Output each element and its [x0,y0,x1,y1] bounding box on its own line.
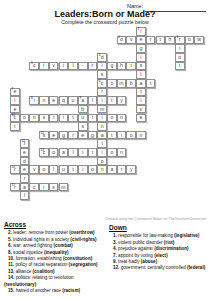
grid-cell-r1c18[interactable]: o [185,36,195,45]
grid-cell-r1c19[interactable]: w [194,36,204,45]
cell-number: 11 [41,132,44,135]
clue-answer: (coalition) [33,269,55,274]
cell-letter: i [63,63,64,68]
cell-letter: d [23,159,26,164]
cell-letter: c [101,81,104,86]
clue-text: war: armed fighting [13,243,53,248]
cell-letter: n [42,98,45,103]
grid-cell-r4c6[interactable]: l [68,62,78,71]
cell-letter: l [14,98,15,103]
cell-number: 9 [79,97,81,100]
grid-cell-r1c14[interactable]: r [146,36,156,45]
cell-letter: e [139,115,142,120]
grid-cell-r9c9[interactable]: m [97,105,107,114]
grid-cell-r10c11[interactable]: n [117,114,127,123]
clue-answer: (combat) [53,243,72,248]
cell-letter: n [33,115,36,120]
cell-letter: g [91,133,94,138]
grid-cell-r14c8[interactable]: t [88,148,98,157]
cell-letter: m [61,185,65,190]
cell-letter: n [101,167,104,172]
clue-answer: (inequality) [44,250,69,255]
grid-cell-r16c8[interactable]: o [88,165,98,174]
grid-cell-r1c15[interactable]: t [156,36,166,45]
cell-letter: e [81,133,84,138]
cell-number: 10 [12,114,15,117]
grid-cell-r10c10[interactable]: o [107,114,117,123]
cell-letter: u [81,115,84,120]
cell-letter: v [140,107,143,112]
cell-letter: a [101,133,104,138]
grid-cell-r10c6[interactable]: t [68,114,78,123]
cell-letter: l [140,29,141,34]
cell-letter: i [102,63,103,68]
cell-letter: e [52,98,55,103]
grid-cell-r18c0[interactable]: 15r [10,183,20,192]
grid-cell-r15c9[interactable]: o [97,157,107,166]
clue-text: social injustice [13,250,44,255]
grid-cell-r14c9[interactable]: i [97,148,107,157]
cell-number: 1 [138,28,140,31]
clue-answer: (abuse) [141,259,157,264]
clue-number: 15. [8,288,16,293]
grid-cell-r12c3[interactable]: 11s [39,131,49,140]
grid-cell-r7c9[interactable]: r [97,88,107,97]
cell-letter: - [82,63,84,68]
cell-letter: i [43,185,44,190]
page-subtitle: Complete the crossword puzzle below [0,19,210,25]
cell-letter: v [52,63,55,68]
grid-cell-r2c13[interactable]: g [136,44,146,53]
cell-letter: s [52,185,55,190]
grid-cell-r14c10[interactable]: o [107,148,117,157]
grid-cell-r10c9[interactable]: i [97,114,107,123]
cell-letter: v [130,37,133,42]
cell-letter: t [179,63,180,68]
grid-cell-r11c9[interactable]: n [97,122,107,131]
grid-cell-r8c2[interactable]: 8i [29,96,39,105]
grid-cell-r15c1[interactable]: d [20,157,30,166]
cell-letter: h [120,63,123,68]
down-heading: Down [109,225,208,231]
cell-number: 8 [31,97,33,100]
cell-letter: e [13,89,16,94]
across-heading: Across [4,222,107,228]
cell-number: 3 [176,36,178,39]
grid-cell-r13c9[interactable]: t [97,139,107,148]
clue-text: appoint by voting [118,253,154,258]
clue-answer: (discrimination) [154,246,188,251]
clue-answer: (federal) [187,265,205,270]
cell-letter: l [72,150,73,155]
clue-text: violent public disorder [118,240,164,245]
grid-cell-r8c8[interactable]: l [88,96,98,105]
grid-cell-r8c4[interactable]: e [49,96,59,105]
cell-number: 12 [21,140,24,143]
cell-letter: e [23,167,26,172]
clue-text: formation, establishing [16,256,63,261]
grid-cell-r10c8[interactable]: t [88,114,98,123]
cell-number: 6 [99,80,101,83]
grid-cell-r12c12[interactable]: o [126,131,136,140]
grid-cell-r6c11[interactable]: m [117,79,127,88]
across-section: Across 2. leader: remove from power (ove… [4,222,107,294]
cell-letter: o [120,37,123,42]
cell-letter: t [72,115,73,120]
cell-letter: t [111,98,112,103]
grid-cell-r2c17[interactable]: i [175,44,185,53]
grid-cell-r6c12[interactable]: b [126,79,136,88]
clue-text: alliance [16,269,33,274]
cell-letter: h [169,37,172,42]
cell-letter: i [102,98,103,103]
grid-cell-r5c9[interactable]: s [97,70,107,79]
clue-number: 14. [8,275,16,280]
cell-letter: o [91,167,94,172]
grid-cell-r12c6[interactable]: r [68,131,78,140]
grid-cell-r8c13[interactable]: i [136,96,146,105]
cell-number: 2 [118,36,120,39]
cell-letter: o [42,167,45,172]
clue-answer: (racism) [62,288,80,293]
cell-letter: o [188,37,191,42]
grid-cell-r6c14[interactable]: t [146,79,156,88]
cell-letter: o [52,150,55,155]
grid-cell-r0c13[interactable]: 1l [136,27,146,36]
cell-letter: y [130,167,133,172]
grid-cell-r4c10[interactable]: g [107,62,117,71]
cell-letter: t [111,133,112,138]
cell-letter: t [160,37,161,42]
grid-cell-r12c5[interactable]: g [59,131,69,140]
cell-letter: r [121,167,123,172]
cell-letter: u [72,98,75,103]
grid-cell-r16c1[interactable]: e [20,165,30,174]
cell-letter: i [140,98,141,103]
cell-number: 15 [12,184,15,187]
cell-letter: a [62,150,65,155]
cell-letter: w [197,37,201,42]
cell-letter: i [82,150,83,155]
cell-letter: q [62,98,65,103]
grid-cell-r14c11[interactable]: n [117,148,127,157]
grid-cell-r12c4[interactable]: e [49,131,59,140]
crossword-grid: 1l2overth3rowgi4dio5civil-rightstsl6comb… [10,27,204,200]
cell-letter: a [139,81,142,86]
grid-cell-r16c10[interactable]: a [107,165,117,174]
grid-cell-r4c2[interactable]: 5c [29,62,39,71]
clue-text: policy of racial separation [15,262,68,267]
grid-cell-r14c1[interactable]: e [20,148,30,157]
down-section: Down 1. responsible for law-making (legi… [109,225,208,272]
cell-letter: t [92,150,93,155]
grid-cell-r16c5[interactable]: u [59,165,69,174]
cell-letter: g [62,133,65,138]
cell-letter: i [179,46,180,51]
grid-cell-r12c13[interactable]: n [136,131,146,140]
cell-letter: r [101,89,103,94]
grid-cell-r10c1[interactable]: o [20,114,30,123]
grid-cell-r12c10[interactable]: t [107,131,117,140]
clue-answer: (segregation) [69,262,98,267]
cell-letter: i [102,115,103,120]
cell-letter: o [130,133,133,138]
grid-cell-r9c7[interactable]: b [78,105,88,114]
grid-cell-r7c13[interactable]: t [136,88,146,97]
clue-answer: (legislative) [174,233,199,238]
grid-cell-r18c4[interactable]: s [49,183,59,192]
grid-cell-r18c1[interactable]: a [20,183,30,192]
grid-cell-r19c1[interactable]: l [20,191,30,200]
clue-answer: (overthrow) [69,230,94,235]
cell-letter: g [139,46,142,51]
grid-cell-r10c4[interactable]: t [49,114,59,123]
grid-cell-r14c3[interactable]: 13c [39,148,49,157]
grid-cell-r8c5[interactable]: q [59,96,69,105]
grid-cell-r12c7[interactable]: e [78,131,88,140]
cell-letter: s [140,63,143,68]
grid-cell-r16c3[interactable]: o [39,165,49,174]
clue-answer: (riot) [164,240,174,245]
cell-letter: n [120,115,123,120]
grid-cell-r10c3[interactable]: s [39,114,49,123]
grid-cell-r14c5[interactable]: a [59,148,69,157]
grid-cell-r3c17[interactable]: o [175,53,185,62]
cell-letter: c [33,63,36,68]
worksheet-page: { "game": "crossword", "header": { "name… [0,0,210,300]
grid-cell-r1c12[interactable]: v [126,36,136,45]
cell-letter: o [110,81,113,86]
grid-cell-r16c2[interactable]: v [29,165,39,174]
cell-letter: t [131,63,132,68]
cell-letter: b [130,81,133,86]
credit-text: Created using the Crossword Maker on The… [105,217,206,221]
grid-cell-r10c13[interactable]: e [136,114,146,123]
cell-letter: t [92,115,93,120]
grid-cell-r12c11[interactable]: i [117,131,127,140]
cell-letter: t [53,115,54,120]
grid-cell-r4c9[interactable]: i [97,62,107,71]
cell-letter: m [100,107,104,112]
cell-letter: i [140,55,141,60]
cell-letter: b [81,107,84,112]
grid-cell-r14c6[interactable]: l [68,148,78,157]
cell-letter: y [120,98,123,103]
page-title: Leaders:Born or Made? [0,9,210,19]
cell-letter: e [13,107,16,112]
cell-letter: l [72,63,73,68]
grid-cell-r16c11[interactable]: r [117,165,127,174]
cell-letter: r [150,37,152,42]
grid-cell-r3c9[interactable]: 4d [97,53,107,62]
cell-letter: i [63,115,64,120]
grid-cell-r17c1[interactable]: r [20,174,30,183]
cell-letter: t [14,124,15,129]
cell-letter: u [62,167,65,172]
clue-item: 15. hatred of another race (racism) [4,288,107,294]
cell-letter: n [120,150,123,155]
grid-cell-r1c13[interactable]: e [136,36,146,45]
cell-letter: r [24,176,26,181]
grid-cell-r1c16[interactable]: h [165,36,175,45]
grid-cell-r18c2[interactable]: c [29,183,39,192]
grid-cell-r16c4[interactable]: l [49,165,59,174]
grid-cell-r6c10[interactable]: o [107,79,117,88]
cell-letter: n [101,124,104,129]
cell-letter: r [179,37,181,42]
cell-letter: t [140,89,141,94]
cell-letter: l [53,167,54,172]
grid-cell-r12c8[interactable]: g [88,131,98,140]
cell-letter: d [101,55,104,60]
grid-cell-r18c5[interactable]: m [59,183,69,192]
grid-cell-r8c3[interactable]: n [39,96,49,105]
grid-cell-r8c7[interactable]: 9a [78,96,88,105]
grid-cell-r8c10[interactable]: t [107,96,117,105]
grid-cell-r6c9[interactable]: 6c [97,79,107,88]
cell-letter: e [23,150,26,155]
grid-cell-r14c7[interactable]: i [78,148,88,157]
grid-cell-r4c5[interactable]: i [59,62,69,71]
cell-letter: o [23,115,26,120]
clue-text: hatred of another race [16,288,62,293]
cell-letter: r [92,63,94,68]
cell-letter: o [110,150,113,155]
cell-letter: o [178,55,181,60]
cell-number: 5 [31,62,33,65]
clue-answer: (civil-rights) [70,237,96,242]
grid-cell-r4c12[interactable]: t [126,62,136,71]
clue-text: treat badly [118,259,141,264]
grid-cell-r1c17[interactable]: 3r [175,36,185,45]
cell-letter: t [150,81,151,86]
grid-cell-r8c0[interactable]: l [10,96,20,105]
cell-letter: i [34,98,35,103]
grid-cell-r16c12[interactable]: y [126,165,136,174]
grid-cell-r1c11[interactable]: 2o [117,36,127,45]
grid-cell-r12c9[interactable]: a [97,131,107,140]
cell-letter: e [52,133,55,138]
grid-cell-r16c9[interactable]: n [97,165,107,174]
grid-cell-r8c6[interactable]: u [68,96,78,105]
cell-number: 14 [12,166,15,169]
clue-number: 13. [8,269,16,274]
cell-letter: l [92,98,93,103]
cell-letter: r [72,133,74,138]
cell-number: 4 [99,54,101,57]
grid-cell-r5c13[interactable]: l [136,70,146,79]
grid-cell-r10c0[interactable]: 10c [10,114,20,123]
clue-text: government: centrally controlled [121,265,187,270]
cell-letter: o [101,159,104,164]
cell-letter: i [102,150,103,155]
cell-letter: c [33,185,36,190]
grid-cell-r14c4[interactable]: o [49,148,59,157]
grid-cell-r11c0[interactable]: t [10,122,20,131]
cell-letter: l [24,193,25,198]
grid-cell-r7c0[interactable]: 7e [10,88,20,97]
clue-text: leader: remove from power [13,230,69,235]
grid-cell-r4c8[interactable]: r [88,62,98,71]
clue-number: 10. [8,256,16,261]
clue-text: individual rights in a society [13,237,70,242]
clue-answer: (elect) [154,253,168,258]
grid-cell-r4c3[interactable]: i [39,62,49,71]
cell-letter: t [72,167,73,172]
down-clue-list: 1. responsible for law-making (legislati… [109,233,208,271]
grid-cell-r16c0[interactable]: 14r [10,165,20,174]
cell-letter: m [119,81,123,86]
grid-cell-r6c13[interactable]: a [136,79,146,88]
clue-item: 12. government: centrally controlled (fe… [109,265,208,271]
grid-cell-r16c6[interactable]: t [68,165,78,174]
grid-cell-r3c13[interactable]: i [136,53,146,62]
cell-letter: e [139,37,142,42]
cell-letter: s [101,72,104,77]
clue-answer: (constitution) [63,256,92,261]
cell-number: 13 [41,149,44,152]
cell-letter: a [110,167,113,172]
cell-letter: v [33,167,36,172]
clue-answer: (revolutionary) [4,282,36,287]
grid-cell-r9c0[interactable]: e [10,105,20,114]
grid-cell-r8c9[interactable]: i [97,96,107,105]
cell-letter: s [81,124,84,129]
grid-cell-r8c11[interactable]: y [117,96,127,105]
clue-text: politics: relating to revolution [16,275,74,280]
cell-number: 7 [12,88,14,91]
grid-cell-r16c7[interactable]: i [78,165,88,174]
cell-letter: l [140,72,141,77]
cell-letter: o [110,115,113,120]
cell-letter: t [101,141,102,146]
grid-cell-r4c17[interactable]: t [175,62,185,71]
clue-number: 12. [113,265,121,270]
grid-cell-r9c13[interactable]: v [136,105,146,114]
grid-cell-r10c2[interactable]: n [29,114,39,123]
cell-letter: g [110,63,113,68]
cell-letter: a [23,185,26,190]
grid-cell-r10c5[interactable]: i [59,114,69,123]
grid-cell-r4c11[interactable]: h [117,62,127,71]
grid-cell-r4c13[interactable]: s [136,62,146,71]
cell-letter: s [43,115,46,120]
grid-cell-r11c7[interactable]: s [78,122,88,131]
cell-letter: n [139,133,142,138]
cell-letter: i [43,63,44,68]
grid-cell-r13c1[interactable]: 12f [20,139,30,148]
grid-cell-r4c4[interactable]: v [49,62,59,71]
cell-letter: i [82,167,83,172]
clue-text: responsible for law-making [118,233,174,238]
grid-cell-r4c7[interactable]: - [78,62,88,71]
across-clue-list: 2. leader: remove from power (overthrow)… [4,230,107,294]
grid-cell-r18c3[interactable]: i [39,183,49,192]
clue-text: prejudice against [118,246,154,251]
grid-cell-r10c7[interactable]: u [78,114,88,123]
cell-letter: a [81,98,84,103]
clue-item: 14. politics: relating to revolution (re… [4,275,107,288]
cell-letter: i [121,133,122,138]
□ □ □
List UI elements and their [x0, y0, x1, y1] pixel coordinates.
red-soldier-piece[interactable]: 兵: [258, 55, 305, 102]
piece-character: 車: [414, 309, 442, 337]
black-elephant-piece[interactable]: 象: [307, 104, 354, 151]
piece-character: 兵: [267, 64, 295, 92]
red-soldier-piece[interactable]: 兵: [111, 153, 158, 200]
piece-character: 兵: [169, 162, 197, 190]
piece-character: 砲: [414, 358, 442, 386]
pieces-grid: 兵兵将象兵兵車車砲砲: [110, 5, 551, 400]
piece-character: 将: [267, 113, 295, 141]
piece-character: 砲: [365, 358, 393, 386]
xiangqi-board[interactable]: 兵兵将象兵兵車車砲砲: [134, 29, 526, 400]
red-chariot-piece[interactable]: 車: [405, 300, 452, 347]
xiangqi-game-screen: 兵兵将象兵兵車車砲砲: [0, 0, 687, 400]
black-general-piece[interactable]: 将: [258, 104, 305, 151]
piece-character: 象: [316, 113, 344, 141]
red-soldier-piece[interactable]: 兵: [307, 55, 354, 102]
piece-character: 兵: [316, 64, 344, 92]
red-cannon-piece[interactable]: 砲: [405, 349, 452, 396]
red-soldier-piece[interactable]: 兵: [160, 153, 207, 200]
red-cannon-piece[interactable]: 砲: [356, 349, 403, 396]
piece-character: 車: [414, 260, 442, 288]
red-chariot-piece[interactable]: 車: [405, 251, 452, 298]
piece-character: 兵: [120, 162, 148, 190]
□ □ □
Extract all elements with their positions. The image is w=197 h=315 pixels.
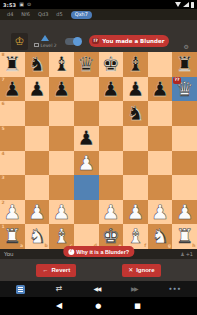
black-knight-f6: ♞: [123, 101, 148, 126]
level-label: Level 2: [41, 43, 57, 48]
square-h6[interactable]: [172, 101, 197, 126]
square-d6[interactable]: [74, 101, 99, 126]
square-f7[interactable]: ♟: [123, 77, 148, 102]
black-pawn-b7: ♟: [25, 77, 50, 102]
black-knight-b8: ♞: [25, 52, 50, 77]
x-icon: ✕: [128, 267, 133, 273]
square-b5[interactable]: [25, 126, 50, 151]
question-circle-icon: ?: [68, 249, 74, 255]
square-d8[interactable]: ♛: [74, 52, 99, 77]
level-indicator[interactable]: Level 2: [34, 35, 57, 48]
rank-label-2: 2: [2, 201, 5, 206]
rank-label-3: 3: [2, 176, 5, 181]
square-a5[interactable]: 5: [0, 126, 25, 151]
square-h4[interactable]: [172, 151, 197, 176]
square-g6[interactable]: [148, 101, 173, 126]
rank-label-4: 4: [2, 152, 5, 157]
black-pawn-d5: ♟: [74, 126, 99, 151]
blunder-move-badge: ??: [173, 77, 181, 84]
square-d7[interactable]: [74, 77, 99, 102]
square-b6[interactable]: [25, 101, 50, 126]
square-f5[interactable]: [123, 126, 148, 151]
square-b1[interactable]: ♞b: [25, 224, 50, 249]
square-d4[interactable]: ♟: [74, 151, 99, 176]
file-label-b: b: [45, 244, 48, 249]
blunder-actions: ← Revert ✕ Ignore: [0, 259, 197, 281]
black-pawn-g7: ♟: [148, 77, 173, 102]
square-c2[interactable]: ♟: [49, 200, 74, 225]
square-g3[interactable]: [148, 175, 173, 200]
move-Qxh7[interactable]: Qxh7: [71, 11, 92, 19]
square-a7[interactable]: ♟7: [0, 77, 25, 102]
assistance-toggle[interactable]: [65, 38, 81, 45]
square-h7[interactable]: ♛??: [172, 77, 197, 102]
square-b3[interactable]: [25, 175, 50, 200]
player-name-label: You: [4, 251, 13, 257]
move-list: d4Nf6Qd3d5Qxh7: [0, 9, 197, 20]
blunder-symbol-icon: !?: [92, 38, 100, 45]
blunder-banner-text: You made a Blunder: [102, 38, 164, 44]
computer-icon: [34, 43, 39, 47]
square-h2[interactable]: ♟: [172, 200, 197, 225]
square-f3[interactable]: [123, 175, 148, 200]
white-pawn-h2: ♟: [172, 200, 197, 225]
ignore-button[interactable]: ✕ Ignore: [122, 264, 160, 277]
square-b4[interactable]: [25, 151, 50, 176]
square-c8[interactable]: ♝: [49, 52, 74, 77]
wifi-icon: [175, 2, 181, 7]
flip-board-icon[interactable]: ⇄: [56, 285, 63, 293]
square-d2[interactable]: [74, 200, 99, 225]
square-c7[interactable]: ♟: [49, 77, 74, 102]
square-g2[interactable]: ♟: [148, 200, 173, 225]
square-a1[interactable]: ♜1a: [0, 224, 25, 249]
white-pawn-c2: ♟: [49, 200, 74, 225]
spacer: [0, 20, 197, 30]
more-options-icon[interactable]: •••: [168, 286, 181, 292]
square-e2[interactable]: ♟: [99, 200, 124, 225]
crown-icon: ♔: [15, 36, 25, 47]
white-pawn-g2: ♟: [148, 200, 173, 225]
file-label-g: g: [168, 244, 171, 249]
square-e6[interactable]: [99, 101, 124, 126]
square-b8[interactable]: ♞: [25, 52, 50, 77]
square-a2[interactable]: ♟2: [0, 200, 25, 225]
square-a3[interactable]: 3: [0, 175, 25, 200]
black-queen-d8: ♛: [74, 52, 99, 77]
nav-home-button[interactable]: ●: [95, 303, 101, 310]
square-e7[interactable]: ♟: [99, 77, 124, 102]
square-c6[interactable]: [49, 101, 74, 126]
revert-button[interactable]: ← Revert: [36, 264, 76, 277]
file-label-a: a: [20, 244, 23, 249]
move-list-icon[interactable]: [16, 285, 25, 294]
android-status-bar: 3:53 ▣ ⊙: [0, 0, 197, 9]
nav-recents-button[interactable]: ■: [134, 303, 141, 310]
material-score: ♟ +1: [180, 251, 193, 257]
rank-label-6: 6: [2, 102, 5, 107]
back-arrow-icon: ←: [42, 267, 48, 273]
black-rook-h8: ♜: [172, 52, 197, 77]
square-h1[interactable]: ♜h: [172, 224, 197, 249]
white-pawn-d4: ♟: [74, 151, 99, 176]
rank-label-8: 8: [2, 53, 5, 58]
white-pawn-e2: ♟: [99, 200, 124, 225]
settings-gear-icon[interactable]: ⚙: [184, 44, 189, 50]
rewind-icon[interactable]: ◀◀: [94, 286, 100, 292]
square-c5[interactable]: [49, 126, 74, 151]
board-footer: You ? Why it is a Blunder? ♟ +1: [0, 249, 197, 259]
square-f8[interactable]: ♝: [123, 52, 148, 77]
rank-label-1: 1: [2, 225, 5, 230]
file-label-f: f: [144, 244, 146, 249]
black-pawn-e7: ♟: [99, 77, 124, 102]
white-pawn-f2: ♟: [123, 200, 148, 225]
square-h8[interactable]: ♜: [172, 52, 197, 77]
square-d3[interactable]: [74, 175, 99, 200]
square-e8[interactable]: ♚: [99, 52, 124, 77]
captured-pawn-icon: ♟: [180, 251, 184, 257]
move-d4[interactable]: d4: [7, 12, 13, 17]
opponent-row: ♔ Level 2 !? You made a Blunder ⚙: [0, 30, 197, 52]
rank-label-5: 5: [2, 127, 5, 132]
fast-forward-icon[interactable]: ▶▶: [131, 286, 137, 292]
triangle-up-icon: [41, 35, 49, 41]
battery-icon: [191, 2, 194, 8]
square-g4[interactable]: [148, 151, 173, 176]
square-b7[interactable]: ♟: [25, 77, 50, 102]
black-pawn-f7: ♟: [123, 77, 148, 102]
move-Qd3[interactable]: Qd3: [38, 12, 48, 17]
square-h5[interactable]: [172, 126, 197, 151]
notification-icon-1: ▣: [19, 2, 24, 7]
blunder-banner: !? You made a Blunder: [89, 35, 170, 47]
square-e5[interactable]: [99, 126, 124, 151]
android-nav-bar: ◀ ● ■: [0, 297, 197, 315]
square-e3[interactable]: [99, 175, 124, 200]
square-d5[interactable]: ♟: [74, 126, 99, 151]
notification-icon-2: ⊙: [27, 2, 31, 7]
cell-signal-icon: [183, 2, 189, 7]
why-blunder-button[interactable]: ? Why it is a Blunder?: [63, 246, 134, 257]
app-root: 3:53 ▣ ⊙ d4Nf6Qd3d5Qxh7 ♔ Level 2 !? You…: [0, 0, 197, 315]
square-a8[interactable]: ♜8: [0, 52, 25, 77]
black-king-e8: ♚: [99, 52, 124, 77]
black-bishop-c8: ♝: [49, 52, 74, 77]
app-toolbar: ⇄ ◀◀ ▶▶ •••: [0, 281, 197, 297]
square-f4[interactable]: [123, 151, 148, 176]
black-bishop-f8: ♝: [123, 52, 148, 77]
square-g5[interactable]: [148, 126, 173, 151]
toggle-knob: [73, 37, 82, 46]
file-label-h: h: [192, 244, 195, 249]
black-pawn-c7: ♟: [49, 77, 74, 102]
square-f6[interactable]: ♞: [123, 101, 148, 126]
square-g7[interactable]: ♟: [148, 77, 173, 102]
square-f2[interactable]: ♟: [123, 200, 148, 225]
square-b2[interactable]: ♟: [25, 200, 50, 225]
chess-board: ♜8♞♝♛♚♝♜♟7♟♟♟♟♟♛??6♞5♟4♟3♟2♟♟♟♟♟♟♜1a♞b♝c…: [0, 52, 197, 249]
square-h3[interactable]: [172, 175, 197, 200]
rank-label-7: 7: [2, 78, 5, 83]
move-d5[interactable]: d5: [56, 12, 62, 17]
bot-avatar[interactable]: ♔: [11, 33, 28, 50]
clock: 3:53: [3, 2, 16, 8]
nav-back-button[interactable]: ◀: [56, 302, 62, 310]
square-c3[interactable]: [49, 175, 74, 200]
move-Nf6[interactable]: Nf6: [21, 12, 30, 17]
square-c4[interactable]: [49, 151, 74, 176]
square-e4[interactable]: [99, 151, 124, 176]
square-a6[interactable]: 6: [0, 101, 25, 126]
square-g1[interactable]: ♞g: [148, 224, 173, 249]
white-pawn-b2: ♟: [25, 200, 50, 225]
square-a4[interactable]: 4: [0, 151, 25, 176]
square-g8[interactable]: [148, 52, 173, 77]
□ □ □
* _Exercise task_:
Return, without alteration, every line of the material from the line containing "grid-cell-r1c18[interactable]: o [185,36,195,45]" up to and including the line containing "cell-letter: v [52,63,55,68]".

* _The completed task_:
grid-cell-r1c18[interactable]: o [185,36,195,45]
grid-cell-r1c19[interactable]: w [194,36,204,45]
cell-number: 11 [41,132,44,135]
clue-answer: (coalition) [33,269,55,274]
cell-letter: i [63,63,64,68]
cell-letter: d [23,159,26,164]
cell-letter: c [101,81,104,86]
clue-text: war: armed fighting [13,243,53,248]
cell-letter: n [42,98,45,103]
grid-cell-r4c6[interactable]: l [68,62,78,71]
cell-letter: l [14,98,15,103]
cell-number: 9 [79,97,81,100]
grid-cell-r1c14[interactable]: r [146,36,156,45]
cell-letter: e [139,115,142,120]
grid-cell-r9c9[interactable]: m [97,105,107,114]
grid-cell-r10c11[interactable]: n [117,114,127,123]
clue-answer: (combat) [53,243,72,248]
cell-letter: n [33,115,36,120]
cell-letter: g [91,133,94,138]
grid-cell-r14c8[interactable]: t [88,148,98,157]
cell-letter: m [61,185,65,190]
cell-letter: n [101,167,104,172]
clue-answer: (inequality) [44,250,69,255]
grid-cell-r16c8[interactable]: o [88,165,98,174]
grid-cell-r1c15[interactable]: t [156,36,166,45]
cell-letter: e [81,133,84,138]
cell-number: 10 [12,114,15,117]
grid-cell-r10c10[interactable]: o [107,114,117,123]
cell-letter: u [81,115,84,120]
cell-letter: v [140,107,143,112]
cell-letter: a [101,133,104,138]
grid-cell-r10c6[interactable]: t [68,114,78,123]
cell-letter: l [140,29,141,34]
cell-letter: i [102,63,103,68]
cell-letter: e [52,98,55,103]
grid-cell-r18c0[interactable]: 15r [10,183,20,192]
grid-cell-r15c9[interactable]: o [97,157,107,166]
clue-text: social injustice [13,250,44,255]
grid-cell-r14c9[interactable]: i [97,148,107,157]
cell-number: 1 [138,28,140,31]
clue-answer: (abuse) [141,259,157,264]
clue-number: 15. [8,288,16,293]
grid-cell-r12c3[interactable]: 11s [39,131,49,140]
grid-cell-r7c9[interactable]: r [97,88,107,97]
cell-letter: - [82,63,84,68]
cell-letter: i [43,185,44,190]
page-subtitle: Complete the crossword puzzle below [0,19,210,25]
cell-letter: v [52,63,55,68]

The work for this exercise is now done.